*Exercise aim*
Output the material below in full, exactly as it is.

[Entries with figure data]
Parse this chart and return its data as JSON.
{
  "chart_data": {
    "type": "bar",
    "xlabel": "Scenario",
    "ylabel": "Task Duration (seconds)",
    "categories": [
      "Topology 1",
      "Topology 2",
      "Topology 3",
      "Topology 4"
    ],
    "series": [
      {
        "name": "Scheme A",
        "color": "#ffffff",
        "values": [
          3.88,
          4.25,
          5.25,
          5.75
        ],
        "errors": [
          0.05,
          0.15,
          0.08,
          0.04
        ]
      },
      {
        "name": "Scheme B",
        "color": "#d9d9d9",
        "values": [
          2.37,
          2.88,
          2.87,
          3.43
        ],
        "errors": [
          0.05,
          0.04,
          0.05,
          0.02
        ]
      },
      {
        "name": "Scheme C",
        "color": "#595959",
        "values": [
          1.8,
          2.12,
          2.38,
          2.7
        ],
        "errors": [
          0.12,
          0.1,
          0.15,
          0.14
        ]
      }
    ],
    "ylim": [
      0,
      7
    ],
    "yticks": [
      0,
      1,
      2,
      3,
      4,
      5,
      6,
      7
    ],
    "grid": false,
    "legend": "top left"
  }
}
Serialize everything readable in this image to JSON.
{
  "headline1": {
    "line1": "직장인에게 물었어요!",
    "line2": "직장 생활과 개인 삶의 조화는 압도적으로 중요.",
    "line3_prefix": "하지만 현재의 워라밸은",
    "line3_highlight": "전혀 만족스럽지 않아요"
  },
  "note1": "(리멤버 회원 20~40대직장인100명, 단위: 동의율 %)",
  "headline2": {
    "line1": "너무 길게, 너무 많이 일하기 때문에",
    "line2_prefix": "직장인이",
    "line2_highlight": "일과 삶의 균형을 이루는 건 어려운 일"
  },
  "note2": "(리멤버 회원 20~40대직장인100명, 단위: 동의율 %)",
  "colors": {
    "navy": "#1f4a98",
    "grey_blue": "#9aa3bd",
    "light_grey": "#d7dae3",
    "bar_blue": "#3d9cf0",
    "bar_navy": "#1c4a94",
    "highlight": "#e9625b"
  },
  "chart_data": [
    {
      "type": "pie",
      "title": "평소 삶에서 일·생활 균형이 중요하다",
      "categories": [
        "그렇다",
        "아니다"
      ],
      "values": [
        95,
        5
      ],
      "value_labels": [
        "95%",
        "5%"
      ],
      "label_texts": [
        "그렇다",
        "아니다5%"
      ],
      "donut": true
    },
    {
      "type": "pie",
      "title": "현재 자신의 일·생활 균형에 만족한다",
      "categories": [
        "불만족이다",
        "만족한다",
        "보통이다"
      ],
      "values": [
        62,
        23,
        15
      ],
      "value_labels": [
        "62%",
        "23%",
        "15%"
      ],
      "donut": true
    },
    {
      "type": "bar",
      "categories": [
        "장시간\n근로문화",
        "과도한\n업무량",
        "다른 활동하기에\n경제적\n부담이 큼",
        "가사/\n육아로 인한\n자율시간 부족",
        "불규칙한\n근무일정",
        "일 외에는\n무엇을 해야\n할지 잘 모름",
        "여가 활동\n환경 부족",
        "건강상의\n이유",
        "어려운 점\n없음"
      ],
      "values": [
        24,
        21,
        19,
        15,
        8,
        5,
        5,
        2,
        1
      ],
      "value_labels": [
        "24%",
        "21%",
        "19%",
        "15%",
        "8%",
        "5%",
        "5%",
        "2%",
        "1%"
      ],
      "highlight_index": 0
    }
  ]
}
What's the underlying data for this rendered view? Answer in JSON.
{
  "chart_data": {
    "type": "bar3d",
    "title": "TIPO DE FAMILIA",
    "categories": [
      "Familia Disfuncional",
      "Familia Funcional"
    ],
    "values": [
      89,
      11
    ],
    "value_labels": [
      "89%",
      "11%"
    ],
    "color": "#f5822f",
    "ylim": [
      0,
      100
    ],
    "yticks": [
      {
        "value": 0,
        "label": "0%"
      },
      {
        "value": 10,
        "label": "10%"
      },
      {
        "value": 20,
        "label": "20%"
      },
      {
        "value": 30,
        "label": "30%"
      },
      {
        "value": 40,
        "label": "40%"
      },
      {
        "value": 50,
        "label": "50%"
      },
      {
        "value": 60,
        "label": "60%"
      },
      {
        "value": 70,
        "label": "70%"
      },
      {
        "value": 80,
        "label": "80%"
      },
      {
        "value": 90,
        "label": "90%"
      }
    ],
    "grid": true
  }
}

*Response to the exercise*
Parse this chart and return its data as JSON.
{
  "chart_data": {
    "type": "bar",
    "xlabel": "Scenario",
    "ylabel": "Task Duration (seconds)",
    "categories": [
      "Topology 1",
      "Topology 2",
      "Topology 3",
      "Topology 4"
    ],
    "series": [
      {
        "name": "Scheme A",
        "color": "#ffffff",
        "values": [
          3.88,
          4.25,
          5.25,
          5.75
        ],
        "errors": [
          0.05,
          0.15,
          0.08,
          0.04
        ]
      },
      {
        "name": "Scheme B",
        "color": "#d9d9d9",
        "values": [
          2.37,
          2.88,
          2.87,
          3.43
        ],
        "errors": [
          0.05,
          0.04,
          0.05,
          0.02
        ]
      },
      {
        "name": "Scheme C",
        "color": "#595959",
        "values": [
          1.8,
          2.12,
          2.38,
          2.7
        ],
        "errors": [
          0.12,
          0.1,
          0.15,
          0.14
        ]
      }
    ],
    "ylim": [
      0,
      7
    ],
    "yticks": [
      0,
      1,
      2,
      3,
      4,
      5,
      6,
      7
    ],
    "grid": false,
    "legend": "top left"
  }
}
Serialize everything readable in this image to JSON.
{
  "headline1": {
    "line1": "직장인에게 물었어요!",
    "line2": "직장 생활과 개인 삶의 조화는 압도적으로 중요.",
    "line3_prefix": "하지만 현재의 워라밸은",
    "line3_highlight": "전혀 만족스럽지 않아요"
  },
  "note1": "(리멤버 회원 20~40대직장인100명, 단위: 동의율 %)",
  "headline2": {
    "line1": "너무 길게, 너무 많이 일하기 때문에",
    "line2_prefix": "직장인이",
    "line2_highlight": "일과 삶의 균형을 이루는 건 어려운 일"
  },
  "note2": "(리멤버 회원 20~40대직장인100명, 단위: 동의율 %)",
  "colors": {
    "navy": "#1f4a98",
    "grey_blue": "#9aa3bd",
    "light_grey": "#d7dae3",
    "bar_blue": "#3d9cf0",
    "bar_navy": "#1c4a94",
    "highlight": "#e9625b"
  },
  "chart_data": [
    {
      "type": "pie",
      "title": "평소 삶에서 일·생활 균형이 중요하다",
      "categories": [
        "그렇다",
        "아니다"
      ],
      "values": [
        95,
        5
      ],
      "value_labels": [
        "95%",
        "5%"
      ],
      "label_texts": [
        "그렇다",
        "아니다5%"
      ],
      "donut": true
    },
    {
      "type": "pie",
      "title": "현재 자신의 일·생활 균형에 만족한다",
      "categories": [
        "불만족이다",
        "만족한다",
        "보통이다"
      ],
      "values": [
        62,
        23,
        15
      ],
      "value_labels": [
        "62%",
        "23%",
        "15%"
      ],
      "donut": true
    },
    {
      "type": "bar",
      "categories": [
        "장시간\n근로문화",
        "과도한\n업무량",
        "다른 활동하기에\n경제적\n부담이 큼",
        "가사/\n육아로 인한\n자율시간 부족",
        "불규칙한\n근무일정",
        "일 외에는\n무엇을 해야\n할지 잘 모름",
        "여가 활동\n환경 부족",
        "건강상의\n이유",
        "어려운 점\n없음"
      ],
      "values": [
        24,
        21,
        19,
        15,
        8,
        5,
        5,
        2,
        1
      ],
      "value_labels": [
        "24%",
        "21%",
        "19%",
        "15%",
        "8%",
        "5%",
        "5%",
        "2%",
        "1%"
      ],
      "highlight_index": 0
    }
  ]
}
What's the underlying data for this rendered view? Answer in JSON.
{
  "chart_data": {
    "type": "bar3d",
    "title": "TIPO DE FAMILIA",
    "categories": [
      "Familia Disfuncional",
      "Familia Funcional"
    ],
    "values": [
      89,
      11
    ],
    "value_labels": [
      "89%",
      "11%"
    ],
    "color": "#f5822f",
    "ylim": [
      0,
      100
    ],
    "yticks": [
      {
        "value": 0,
        "label": "0%"
      },
      {
        "value": 10,
        "label": "10%"
      },
      {
        "value": 20,
        "label": "20%"
      },
      {
        "value": 30,
        "label": "30%"
      },
      {
        "value": 40,
        "label": "40%"
      },
      {
        "value": 50,
        "label": "50%"
      },
      {
        "value": 60,
        "label": "60%"
      },
      {
        "value": 70,
        "label": "70%"
      },
      {
        "value": 80,
        "label": "80%"
      },
      {
        "value": 90,
        "label": "90%"
      }
    ],
    "grid": true
  }
}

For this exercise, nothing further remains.